◆ Information provided:
◆ ◆ ◆ ◆ ◆ ◆ ◆

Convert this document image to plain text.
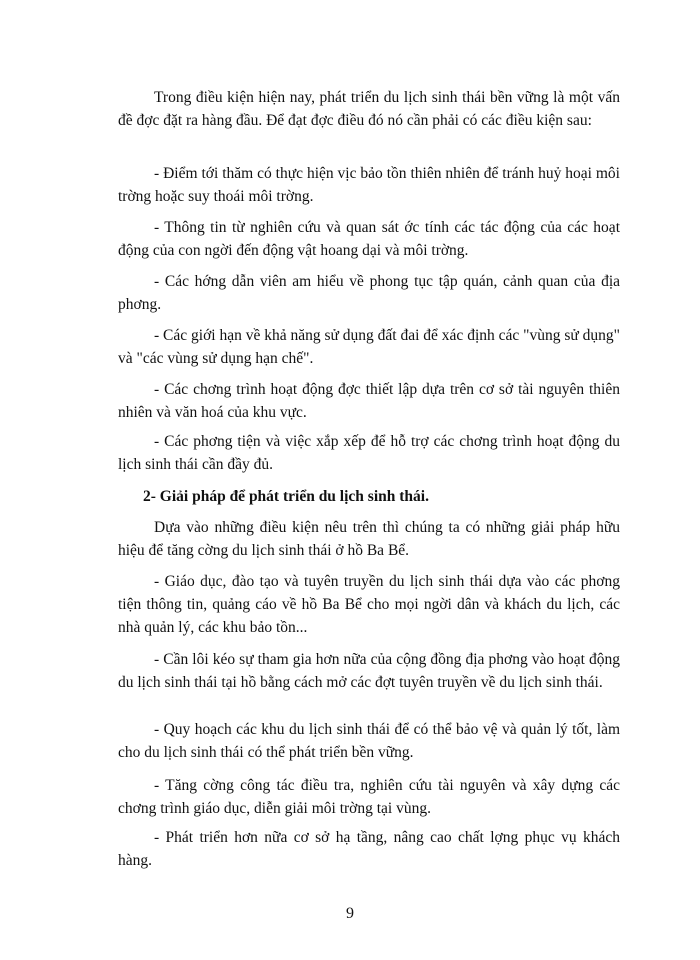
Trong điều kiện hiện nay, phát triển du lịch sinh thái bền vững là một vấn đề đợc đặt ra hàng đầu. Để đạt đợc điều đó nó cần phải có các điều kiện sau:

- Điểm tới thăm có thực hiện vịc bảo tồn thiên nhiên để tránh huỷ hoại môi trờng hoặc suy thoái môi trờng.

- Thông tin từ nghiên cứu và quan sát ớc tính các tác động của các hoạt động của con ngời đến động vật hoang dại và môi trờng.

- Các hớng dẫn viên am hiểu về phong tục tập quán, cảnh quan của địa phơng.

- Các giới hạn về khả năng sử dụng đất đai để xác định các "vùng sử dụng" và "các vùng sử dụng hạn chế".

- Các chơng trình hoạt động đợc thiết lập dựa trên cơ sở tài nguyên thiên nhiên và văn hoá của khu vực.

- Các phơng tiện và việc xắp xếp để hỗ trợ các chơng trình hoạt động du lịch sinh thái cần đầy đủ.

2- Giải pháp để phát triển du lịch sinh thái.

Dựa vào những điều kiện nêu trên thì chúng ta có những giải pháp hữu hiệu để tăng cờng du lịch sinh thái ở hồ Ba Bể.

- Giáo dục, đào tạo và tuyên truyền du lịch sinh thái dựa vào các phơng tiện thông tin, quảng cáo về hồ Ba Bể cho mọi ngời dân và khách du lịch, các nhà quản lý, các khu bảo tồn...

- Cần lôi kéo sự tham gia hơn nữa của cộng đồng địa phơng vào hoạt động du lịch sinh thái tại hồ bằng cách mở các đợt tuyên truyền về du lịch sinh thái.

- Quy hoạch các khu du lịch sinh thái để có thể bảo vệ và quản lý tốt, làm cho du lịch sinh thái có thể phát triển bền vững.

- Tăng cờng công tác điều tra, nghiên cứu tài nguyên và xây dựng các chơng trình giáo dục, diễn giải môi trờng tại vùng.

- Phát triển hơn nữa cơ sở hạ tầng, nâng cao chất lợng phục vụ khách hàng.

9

◆ ◆ ◆ ◆ ◆ ◆ ◆

◆ Short problem:
Find "nghiên". Copy every line it occurs in.

◆ Task result:
- Thông tin từ nghiên cứu và quan sát ớc tính các tác động của các hoạt động của con ngời đến động vật hoang dại và môi trờng.
- Tăng cờng công tác điều tra, nghiên cứu tài nguyên và xây dựng các chơng trình giáo dục, diễn giải môi trờng tại vùng.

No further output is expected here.